> _Problem details_
Write each line out exactly, leaving none out.

— START Dataset records —

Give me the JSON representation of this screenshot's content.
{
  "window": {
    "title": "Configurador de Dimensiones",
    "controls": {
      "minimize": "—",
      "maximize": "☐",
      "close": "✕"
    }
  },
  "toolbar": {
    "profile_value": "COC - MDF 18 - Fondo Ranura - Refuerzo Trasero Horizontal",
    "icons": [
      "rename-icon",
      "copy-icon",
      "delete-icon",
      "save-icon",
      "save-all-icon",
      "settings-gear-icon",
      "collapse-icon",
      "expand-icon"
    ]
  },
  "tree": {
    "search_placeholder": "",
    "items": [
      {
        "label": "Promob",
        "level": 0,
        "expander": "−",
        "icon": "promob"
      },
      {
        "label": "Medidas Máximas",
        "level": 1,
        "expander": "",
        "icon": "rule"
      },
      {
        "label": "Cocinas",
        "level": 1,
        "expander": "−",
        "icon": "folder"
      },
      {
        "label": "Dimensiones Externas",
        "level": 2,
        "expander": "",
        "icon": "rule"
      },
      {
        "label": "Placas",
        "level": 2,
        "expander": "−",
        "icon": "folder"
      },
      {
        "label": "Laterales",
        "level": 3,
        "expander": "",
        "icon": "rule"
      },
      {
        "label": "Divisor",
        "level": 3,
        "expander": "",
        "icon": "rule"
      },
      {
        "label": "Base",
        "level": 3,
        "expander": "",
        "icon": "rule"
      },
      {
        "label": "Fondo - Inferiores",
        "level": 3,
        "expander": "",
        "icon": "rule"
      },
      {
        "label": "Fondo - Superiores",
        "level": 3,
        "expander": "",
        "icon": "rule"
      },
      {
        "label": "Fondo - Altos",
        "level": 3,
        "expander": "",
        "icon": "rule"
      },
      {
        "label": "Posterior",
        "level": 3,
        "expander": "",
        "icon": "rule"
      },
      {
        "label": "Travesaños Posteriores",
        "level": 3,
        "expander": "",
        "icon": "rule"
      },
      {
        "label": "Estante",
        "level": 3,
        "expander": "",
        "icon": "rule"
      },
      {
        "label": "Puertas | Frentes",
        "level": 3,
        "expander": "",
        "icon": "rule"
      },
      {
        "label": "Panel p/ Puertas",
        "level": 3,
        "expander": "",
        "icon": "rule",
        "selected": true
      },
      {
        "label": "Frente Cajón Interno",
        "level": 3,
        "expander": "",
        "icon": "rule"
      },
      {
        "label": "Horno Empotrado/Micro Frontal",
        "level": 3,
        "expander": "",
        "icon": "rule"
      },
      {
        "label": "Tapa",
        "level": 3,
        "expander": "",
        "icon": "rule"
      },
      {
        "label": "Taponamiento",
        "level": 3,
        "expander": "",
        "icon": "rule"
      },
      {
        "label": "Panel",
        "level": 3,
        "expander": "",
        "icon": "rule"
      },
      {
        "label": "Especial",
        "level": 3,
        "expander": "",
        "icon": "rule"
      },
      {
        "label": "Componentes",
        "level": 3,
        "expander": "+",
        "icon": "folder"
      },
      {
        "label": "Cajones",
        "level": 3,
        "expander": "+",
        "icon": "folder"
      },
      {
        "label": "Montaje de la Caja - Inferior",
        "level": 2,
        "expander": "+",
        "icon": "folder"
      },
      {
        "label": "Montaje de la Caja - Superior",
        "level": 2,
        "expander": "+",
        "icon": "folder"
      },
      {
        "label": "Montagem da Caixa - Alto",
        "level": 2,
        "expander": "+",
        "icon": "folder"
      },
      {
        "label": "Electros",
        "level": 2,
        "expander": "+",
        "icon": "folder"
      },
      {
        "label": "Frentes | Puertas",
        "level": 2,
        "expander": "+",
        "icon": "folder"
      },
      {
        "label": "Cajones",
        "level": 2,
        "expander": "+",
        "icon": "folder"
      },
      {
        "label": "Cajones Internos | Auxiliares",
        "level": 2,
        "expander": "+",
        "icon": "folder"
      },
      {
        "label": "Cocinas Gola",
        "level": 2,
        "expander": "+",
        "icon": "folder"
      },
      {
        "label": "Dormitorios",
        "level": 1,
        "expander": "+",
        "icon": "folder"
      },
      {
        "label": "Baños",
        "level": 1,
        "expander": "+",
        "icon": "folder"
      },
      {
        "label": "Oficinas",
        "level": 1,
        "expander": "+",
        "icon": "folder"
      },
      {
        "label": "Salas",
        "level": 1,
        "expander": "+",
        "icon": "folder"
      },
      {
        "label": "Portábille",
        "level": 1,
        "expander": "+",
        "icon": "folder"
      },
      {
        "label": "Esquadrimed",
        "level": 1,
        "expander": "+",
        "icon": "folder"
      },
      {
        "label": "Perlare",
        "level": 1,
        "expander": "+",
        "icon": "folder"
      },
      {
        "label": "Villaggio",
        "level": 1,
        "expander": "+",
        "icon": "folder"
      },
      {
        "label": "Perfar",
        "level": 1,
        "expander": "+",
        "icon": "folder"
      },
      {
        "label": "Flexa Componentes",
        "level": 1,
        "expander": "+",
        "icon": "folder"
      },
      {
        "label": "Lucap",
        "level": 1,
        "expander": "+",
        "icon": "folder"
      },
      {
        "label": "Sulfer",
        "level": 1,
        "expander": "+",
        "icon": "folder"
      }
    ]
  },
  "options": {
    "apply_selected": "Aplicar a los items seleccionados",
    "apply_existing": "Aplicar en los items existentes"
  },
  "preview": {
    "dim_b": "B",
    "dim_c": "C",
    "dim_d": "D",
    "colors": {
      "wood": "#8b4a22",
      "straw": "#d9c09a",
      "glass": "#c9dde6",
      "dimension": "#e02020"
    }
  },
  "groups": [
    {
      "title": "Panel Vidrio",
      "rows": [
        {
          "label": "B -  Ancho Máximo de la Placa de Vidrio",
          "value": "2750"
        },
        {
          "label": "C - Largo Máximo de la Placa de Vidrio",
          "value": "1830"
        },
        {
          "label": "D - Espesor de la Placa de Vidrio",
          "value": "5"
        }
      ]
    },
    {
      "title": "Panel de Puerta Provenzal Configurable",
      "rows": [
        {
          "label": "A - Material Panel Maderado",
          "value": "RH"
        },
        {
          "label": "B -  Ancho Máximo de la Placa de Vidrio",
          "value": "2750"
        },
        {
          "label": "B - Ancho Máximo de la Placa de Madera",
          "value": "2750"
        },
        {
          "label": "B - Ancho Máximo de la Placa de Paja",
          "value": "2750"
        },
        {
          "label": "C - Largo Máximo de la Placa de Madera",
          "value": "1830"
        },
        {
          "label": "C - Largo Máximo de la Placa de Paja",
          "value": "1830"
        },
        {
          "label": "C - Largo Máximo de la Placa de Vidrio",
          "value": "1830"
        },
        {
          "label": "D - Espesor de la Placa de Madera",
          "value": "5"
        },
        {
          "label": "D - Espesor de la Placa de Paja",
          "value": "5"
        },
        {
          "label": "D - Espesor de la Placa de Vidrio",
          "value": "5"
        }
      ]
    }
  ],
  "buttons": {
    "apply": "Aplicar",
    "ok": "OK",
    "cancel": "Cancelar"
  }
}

— END Dataset records —

> _Answer below_
Give me the JSON representation of this screenshot's content.
{
  "window": {
    "title": "Configurador de Dimensiones",
    "controls": {
      "minimize": "—",
      "maximize": "☐",
      "close": "✕"
    }
  },
  "toolbar": {
    "profile_value": "COC - MDF 18 - Fondo Ranura - Refuerzo Trasero Horizontal",
    "icons": [
      "rename-icon",
      "copy-icon",
      "delete-icon",
      "save-icon",
      "save-all-icon",
      "settings-gear-icon",
      "collapse-icon",
      "expand-icon"
    ]
  },
  "tree": {
    "search_placeholder": "",
    "items": [
      {
        "label": "Promob",
        "level": 0,
        "expander": "−",
        "icon": "promob"
      },
      {
        "label": "Medidas Máximas",
        "level": 1,
        "expander": "",
        "icon": "rule"
      },
      {
        "label": "Cocinas",
        "level": 1,
        "expander": "−",
        "icon": "folder"
      },
      {
        "label": "Dimensiones Externas",
        "level": 2,
        "expander": "",
        "icon": "rule"
      },
      {
        "label": "Placas",
        "level": 2,
        "expander": "−",
        "icon": "folder"
      },
      {
        "label": "Laterales",
        "level": 3,
        "expander": "",
        "icon": "rule"
      },
      {
        "label": "Divisor",
        "level": 3,
        "expander": "",
        "icon": "rule"
      },
      {
        "label": "Base",
        "level": 3,
        "expander": "",
        "icon": "rule"
      },
      {
        "label": "Fondo - Inferiores",
        "level": 3,
        "expander": "",
        "icon": "rule"
      },
      {
        "label": "Fondo - Superiores",
        "level": 3,
        "expander": "",
        "icon": "rule"
      },
      {
        "label": "Fondo - Altos",
        "level": 3,
        "expander": "",
        "icon": "rule"
      },
      {
        "label": "Posterior",
        "level": 3,
        "expander": "",
        "icon": "rule"
      },
      {
        "label": "Travesaños Posteriores",
        "level": 3,
        "expander": "",
        "icon": "rule"
      },
      {
        "label": "Estante",
        "level": 3,
        "expander": "",
        "icon": "rule"
      },
      {
        "label": "Puertas | Frentes",
        "level": 3,
        "expander": "",
        "icon": "rule"
      },
      {
        "label": "Panel p/ Puertas",
        "level": 3,
        "expander": "",
        "icon": "rule",
        "selected": true
      },
      {
        "label": "Frente Cajón Interno",
        "level": 3,
        "expander": "",
        "icon": "rule"
      },
      {
        "label": "Horno Empotrado/Micro Frontal",
        "level": 3,
        "expander": "",
        "icon": "rule"
      },
      {
        "label": "Tapa",
        "level": 3,
        "expander": "",
        "icon": "rule"
      },
      {
        "label": "Taponamiento",
        "level": 3,
        "expander": "",
        "icon": "rule"
      },
      {
        "label": "Panel",
        "level": 3,
        "expander": "",
        "icon": "rule"
      },
      {
        "label": "Especial",
        "level": 3,
        "expander": "",
        "icon": "rule"
      },
      {
        "label": "Componentes",
        "level": 3,
        "expander": "+",
        "icon": "folder"
      },
      {
        "label": "Cajones",
        "level": 3,
        "expander": "+",
        "icon": "folder"
      },
      {
        "label": "Montaje de la Caja - Inferior",
        "level": 2,
        "expander": "+",
        "icon": "folder"
      },
      {
        "label": "Montaje de la Caja - Superior",
        "level": 2,
        "expander": "+",
        "icon": "folder"
      },
      {
        "label": "Montagem da Caixa - Alto",
        "level": 2,
        "expander": "+",
        "icon": "folder"
      },
      {
        "label": "Electros",
        "level": 2,
        "expander": "+",
        "icon": "folder"
      },
      {
        "label": "Frentes | Puertas",
        "level": 2,
        "expander": "+",
        "icon": "folder"
      },
      {
        "label": "Cajones",
        "level": 2,
        "expander": "+",
        "icon": "folder"
      },
      {
        "label": "Cajones Internos | Auxiliares",
        "level": 2,
        "expander": "+",
        "icon": "folder"
      },
      {
        "label": "Cocinas Gola",
        "level": 2,
        "expander": "+",
        "icon": "folder"
      },
      {
        "label": "Dormitorios",
        "level": 1,
        "expander": "+",
        "icon": "folder"
      },
      {
        "label": "Baños",
        "level": 1,
        "expander": "+",
        "icon": "folder"
      },
      {
        "label": "Oficinas",
        "level": 1,
        "expander": "+",
        "icon": "folder"
      },
      {
        "label": "Salas",
        "level": 1,
        "expander": "+",
        "icon": "folder"
      },
      {
        "label": "Portábille",
        "level": 1,
        "expander": "+",
        "icon": "folder"
      },
      {
        "label": "Esquadrimed",
        "level": 1,
        "expander": "+",
        "icon": "folder"
      },
      {
        "label": "Perlare",
        "level": 1,
        "expander": "+",
        "icon": "folder"
      },
      {
        "label": "Villaggio",
        "level": 1,
        "expander": "+",
        "icon": "folder"
      },
      {
        "label": "Perfar",
        "level": 1,
        "expander": "+",
        "icon": "folder"
      },
      {
        "label": "Flexa Componentes",
        "level": 1,
        "expander": "+",
        "icon": "folder"
      },
      {
        "label": "Lucap",
        "level": 1,
        "expander": "+",
        "icon": "folder"
      },
      {
        "label": "Sulfer",
        "level": 1,
        "expander": "+",
        "icon": "folder"
      }
    ]
  },
  "options": {
    "apply_selected": "Aplicar a los items seleccionados",
    "apply_existing": "Aplicar en los items existentes"
  },
  "preview": {
    "dim_b": "B",
    "dim_c": "C",
    "dim_d": "D",
    "colors": {
      "wood": "#8b4a22",
      "straw": "#d9c09a",
      "glass": "#c9dde6",
      "dimension": "#e02020"
    }
  },
  "groups": [
    {
      "title": "Panel Vidrio",
      "rows": [
        {
          "label": "B -  Ancho Máximo de la Placa de Vidrio",
          "value": "2750"
        },
        {
          "label": "C - Largo Máximo de la Placa de Vidrio",
          "value": "1830"
        },
        {
          "label": "D - Espesor de la Placa de Vidrio",
          "value": "5"
        }
      ]
    },
    {
      "title": "Panel de Puerta Provenzal Configurable",
      "rows": [
        {
          "label": "A - Material Panel Maderado",
          "value": "RH"
        },
        {
          "label": "B -  Ancho Máximo de la Placa de Vidrio",
          "value": "2750"
        },
        {
          "label": "B - Ancho Máximo de la Placa de Madera",
          "value": "2750"
        },
        {
          "label": "B - Ancho Máximo de la Placa de Paja",
          "value": "2750"
        },
        {
          "label": "C - Largo Máximo de la Placa de Madera",
          "value": "1830"
        },
        {
          "label": "C - Largo Máximo de la Placa de Paja",
          "value": "1830"
        },
        {
          "label": "C - Largo Máximo de la Placa de Vidrio",
          "value": "1830"
        },
        {
          "label": "D - Espesor de la Placa de Madera",
          "value": "5"
        },
        {
          "label": "D - Espesor de la Placa de Paja",
          "value": "5"
        },
        {
          "label": "D - Espesor de la Placa de Vidrio",
          "value": "5"
        }
      ]
    }
  ],
  "buttons": {
    "apply": "Aplicar",
    "ok": "OK",
    "cancel": "Cancelar"
  }
}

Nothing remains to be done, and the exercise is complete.